BEGIN Dataset extract
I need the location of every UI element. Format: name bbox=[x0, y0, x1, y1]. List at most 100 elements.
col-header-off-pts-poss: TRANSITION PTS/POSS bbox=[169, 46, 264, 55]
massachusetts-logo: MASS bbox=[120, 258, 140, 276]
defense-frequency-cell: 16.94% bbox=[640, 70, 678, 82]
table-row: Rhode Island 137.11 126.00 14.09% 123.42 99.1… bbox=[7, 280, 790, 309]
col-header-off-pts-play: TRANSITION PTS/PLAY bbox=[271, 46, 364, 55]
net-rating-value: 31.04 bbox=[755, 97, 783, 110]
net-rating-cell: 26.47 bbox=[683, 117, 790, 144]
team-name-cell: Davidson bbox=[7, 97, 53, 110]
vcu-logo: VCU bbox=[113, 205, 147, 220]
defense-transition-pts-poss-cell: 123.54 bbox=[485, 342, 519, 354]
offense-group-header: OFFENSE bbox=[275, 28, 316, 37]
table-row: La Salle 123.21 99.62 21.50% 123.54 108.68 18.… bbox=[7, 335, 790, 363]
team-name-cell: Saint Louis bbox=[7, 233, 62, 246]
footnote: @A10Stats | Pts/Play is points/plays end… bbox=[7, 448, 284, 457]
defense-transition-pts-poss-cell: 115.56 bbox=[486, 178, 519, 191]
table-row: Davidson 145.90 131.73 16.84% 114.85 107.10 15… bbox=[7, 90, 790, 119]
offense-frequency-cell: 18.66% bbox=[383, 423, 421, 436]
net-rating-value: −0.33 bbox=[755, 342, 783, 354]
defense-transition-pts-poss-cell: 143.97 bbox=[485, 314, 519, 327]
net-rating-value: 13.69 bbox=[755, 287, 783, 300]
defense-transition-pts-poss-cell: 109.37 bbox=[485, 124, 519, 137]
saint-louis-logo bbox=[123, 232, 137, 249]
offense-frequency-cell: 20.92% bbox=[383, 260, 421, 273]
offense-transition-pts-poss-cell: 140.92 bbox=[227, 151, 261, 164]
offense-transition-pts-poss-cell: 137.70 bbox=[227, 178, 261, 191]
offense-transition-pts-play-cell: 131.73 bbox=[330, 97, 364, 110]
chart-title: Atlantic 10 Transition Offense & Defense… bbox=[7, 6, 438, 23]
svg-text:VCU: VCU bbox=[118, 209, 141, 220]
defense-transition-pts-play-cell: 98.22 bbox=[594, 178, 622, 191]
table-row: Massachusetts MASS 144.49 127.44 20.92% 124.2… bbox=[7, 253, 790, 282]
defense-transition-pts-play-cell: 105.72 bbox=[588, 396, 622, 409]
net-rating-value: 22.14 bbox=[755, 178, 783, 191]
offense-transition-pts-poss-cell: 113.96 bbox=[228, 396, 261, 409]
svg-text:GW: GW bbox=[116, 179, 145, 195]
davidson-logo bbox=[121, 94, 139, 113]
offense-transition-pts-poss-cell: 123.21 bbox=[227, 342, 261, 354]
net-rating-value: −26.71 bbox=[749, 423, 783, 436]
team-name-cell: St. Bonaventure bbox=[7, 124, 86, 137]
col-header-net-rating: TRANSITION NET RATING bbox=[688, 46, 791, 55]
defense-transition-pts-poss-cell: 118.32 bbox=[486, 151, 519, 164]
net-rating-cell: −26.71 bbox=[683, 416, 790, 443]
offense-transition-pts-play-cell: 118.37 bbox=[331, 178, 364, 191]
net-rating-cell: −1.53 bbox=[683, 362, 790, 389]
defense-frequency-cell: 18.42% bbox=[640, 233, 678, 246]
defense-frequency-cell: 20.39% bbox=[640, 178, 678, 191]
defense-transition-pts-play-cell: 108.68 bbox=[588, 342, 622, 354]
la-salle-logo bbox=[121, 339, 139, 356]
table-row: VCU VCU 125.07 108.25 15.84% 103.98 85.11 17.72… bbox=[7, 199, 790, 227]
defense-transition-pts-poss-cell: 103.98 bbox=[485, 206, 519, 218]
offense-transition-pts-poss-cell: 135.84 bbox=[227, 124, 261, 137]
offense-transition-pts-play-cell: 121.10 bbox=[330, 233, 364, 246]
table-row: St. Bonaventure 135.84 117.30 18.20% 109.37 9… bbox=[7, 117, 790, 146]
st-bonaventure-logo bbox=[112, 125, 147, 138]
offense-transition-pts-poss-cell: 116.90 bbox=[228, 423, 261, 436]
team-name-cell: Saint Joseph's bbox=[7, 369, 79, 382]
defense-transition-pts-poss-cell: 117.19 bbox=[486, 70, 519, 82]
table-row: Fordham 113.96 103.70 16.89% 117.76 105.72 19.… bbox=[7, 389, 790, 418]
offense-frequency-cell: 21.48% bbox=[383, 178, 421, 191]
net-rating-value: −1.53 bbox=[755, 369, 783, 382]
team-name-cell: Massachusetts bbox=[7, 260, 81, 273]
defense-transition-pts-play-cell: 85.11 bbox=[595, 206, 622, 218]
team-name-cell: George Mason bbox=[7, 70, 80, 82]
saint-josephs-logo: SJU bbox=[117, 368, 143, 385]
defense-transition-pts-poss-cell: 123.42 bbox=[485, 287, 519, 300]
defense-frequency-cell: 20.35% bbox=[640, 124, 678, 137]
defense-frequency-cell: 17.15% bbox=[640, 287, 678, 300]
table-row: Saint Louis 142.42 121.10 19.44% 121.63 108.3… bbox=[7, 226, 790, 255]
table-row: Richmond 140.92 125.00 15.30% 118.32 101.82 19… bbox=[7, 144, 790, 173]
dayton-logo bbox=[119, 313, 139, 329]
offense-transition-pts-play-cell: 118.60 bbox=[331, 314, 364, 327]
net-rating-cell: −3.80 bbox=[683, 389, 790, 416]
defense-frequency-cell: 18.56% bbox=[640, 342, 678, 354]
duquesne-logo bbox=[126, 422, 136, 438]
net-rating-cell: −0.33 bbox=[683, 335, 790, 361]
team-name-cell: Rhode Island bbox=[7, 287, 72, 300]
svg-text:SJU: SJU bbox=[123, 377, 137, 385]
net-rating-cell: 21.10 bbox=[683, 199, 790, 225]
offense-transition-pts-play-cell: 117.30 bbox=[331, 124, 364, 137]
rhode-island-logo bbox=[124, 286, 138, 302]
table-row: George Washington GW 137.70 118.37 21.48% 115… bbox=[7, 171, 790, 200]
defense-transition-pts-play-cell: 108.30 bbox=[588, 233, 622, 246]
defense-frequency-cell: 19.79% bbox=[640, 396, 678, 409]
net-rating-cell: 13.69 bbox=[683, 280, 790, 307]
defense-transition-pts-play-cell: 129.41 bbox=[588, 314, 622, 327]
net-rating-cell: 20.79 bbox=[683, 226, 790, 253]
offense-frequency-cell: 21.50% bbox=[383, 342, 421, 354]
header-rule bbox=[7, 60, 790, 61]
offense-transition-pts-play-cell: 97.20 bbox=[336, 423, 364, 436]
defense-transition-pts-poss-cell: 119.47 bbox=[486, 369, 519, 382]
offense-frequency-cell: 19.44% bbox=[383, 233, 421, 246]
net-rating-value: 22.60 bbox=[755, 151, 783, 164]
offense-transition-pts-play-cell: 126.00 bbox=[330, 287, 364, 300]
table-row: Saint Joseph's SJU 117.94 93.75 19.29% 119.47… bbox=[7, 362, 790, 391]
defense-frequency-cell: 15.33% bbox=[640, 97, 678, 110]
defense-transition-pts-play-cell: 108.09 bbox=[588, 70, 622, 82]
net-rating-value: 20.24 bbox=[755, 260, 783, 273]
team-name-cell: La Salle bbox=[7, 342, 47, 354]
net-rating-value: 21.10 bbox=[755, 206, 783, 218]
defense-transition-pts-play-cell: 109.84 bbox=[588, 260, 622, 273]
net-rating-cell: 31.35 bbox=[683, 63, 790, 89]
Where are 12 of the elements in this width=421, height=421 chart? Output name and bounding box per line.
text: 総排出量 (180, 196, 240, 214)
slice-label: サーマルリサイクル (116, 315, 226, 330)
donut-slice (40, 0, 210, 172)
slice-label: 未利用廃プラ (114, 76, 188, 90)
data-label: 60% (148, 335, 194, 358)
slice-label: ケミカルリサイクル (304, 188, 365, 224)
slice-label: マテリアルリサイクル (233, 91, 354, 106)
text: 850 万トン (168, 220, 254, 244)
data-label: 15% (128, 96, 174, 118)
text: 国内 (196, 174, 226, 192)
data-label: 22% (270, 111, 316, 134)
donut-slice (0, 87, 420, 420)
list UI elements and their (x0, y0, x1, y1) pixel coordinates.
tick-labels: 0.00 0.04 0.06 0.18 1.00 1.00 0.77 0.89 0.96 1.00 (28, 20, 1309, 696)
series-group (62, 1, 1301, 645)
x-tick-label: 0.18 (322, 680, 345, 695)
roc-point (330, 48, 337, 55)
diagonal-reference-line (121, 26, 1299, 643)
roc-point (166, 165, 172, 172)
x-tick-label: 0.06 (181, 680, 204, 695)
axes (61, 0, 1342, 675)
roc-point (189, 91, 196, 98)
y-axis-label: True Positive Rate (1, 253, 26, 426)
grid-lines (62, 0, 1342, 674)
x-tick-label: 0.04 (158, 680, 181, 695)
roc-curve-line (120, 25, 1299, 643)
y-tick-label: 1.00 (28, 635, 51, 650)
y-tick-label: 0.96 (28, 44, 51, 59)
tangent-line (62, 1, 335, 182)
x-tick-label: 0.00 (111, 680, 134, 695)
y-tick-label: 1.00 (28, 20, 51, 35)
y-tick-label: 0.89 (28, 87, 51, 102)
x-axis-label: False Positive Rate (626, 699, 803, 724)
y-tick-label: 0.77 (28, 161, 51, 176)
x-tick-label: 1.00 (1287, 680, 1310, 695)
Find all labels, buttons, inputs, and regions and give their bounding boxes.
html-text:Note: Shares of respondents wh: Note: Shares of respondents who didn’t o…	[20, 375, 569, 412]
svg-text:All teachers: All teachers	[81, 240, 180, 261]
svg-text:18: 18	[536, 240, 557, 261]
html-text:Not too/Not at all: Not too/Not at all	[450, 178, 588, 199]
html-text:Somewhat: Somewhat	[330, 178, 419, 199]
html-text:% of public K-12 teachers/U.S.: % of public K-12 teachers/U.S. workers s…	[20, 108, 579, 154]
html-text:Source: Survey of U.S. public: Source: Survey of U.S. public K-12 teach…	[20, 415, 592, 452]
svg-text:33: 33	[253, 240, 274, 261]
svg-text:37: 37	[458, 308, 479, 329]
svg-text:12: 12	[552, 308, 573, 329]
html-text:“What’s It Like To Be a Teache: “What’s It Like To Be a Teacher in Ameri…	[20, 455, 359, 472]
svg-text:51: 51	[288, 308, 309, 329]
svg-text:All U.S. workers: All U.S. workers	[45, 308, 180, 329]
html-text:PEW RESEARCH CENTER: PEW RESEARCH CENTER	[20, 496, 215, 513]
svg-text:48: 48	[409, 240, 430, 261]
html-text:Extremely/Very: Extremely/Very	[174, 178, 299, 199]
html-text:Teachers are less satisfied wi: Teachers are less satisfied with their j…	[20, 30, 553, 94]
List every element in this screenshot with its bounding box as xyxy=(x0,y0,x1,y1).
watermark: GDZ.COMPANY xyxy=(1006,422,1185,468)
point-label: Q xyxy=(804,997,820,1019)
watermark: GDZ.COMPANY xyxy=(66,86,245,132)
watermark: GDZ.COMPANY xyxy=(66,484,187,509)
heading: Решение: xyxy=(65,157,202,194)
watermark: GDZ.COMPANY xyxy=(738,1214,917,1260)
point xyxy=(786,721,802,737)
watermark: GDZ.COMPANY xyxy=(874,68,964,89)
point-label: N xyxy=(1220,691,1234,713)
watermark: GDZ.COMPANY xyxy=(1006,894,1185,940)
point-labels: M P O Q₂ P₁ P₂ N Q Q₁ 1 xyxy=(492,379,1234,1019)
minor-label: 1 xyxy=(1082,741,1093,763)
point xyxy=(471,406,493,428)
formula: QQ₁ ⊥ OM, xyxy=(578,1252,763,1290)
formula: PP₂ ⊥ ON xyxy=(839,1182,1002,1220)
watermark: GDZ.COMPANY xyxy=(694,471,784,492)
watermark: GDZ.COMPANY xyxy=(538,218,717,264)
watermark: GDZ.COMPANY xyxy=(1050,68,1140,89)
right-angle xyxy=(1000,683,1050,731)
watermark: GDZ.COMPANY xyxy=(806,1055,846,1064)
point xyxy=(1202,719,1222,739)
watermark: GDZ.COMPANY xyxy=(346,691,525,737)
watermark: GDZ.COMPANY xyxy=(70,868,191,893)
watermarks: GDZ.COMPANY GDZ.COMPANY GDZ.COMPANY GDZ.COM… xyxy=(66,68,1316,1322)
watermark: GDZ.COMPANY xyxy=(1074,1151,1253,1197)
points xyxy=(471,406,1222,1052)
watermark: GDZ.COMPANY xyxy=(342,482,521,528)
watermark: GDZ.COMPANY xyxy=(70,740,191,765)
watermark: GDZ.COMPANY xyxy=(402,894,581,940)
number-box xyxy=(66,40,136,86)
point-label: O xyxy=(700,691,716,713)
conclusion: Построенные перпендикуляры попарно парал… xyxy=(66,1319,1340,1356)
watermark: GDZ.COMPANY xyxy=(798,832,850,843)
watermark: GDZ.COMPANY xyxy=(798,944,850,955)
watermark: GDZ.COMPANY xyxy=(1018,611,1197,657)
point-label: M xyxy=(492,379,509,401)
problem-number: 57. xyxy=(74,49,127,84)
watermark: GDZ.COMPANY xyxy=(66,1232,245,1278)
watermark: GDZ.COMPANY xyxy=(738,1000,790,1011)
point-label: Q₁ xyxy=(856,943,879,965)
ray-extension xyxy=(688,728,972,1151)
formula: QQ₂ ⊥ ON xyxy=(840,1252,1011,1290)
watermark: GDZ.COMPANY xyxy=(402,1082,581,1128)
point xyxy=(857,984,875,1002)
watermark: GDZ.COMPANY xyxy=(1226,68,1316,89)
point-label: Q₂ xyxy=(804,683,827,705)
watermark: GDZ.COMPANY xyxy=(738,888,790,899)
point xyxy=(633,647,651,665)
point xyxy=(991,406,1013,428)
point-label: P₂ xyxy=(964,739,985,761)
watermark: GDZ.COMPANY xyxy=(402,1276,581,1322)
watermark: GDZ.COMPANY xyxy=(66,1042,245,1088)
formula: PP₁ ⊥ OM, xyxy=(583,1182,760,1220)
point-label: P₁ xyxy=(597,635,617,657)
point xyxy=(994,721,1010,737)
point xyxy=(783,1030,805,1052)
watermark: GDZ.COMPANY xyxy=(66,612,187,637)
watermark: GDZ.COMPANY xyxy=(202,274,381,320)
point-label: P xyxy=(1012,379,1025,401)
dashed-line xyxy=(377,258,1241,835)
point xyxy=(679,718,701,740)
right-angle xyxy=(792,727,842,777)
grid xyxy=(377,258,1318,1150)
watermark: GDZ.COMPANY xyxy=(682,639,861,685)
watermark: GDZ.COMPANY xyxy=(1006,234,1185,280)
END Dataset extract
Which lines in the entries above contain the string "value"? Show each such line in full, treating uppercase and lowercase letters as different.

net-rating-value: 31.04 bbox=[755, 97, 783, 110]
net-rating-value: −0.33 bbox=[755, 342, 783, 354]
net-rating-value: 13.69 bbox=[755, 287, 783, 300]
net-rating-value: 22.14 bbox=[755, 178, 783, 191]
net-rating-value: −26.71 bbox=[749, 423, 783, 436]
net-rating-value: −1.53 bbox=[755, 369, 783, 382]
net-rating-value: 22.60 bbox=[755, 151, 783, 164]
net-rating-value: 20.24 bbox=[755, 260, 783, 273]
net-rating-value: 21.10 bbox=[755, 206, 783, 218]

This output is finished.